**Task instructions:** Filter these entries, keeping only lines that hold the word "ECMWF".

**Input:**
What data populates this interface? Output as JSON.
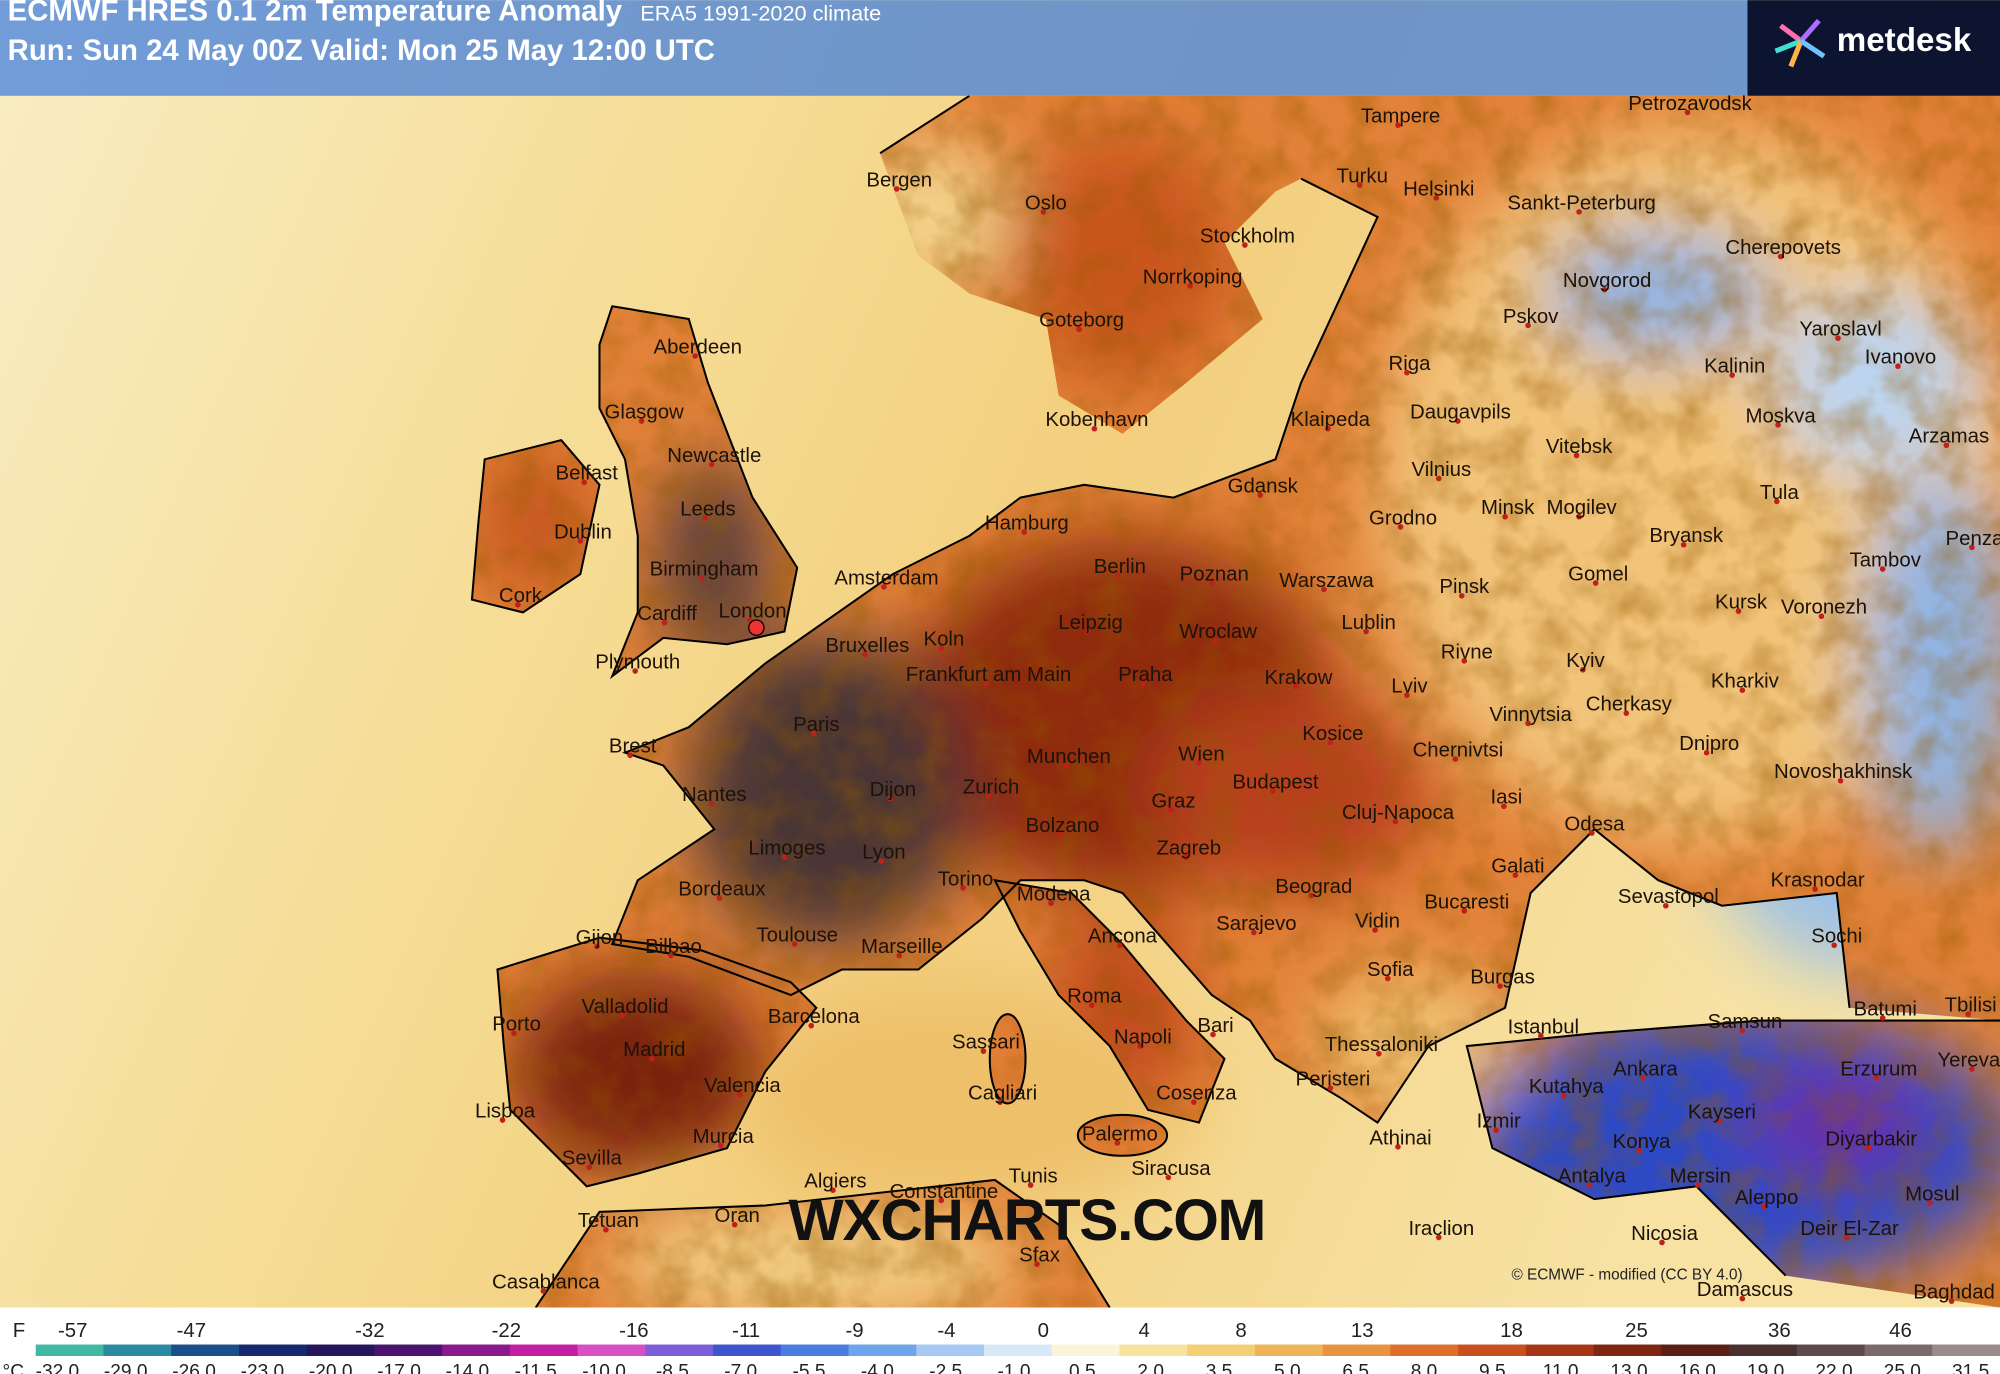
{
  "header": {
    "title": "ECMWF HRES 0.1 2m Temperature Anomaly",
    "climate": "ERA5 1991-2020 climate",
    "run": "Run: Sun 24 May 00Z Valid: Mon 25 May 12:00 UTC"
  },
  "logo": "metdesk",
  "cities": [
    "Tampere",
    "Petrozavodsk",
    "Turku",
    "Helsinki",
    "Sankt-Peterburg",
    "Bergen",
    "Oslo",
    "Stockholm",
    "Cherepovets",
    "Norrkoping",
    "Novgorod",
    "Goteborg",
    "Pskov",
    "Yaroslavl",
    "Ivanovo",
    "Kalinin",
    "Aberdeen",
    "Riga",
    "Glasgow",
    "Kobenhavn",
    "Klaipeda",
    "Daugavpils",
    "Moskva",
    "Arzamas",
    "Newcastle",
    "Vitebsk",
    "Belfast",
    "Vilnius",
    "Gdansk",
    "Tula",
    "Leeds",
    "Grodno",
    "Minsk",
    "Mogilev",
    "Hamburg",
    "Dublin",
    "Bryansk",
    "Penza",
    "Tambov",
    "Birmingham",
    "Amsterdam",
    "Berlin",
    "Poznan",
    "Warszawa",
    "Pinsk",
    "Gomel",
    "Cork",
    "Cardiff",
    "London",
    "Leipzig",
    "Wroclaw",
    "Lublin",
    "Kursk",
    "Voronezh",
    "Koln",
    "Bruxelles",
    "Plymouth",
    "Rivne",
    "Kyiv",
    "Frankfurt am Main",
    "Praha",
    "Krakow",
    "Lviv",
    "Kharkiv",
    "Cherkasy",
    "Vinnytsia",
    "Brest",
    "Paris",
    "Kosice",
    "Chernivtsi",
    "Dnipro",
    "Munchen",
    "Wien",
    "Budapest",
    "Novoshakhinsk",
    "Nantes",
    "Dijon",
    "Zurich",
    "Graz",
    "Cluj-Napoca",
    "Iasi",
    "Odesa",
    "Bolzano",
    "Limoges",
    "Lyon",
    "Zagreb",
    "Galati",
    "Krasnodar",
    "Torino",
    "Modena",
    "Beograd",
    "Bordeaux",
    "Bucaresti",
    "Sevastopol",
    "Sarajevo",
    "Vidin",
    "Ancona",
    "Gijon",
    "Bilbao",
    "Toulouse",
    "Marseille",
    "Sochi",
    "Sofia",
    "Burgas",
    "Valladolid",
    "Roma",
    "Batumi",
    "Tbilisi",
    "Porto",
    "Barcelona",
    "Bari",
    "Istanbul",
    "Samsun",
    "Madrid",
    "Napoli",
    "Sassari",
    "Thessaloniki",
    "Ankara",
    "Yerevan",
    "Erzurum",
    "Valencia",
    "Peristeri",
    "Kutahya",
    "Cagliari",
    "Cosenza",
    "Lisboa",
    "Izmir",
    "Kayseri",
    "Murcia",
    "Palermo",
    "Athinai",
    "Konya",
    "Diyarbakir",
    "Sevilla",
    "Siracusa",
    "Antalya",
    "Mersin",
    "Algiers",
    "Tunis",
    "Constantine",
    "Aleppo",
    "Mosul",
    "Tetuan",
    "Oran",
    "Iraclion",
    "Nicosia",
    "Deir El-Zar",
    "Sfax",
    "Casablanca",
    "Damascus",
    "Baghdad"
  ],
  "watermark": "WXCHARTS.COM",
  "credit": "© ECMWF - modified (CC BY 4.0)",
  "legend": {
    "f_unit": "F",
    "f_labels": [
      "-57",
      "-47",
      "-32",
      "-22",
      "-16",
      "-11",
      "-9",
      "-4",
      "0",
      "4",
      "8",
      "13",
      "18",
      "25",
      "36",
      "46"
    ],
    "c_unit": "°C",
    "c_labels": [
      "-32.0",
      "-29.0",
      "-26.0",
      "-23.0",
      "-20.0",
      "-17.0",
      "-14.0",
      "-11.5",
      "-10.0",
      "-8.5",
      "-7.0",
      "-5.5",
      "-4.0",
      "-2.5",
      "-1.0",
      "0.5",
      "2.0",
      "3.5",
      "5.0",
      "6.5",
      "8.0",
      "9.5",
      "11.0",
      "13.0",
      "16.0",
      "19.0",
      "22.0",
      "25.0",
      "31.5"
    ]
  }
}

**Solved exercise:**
    "title": "ECMWF HRES 0.1 2m Temperature Anomaly",
  "credit": "© ECMWF - modified (CC BY 4.0)",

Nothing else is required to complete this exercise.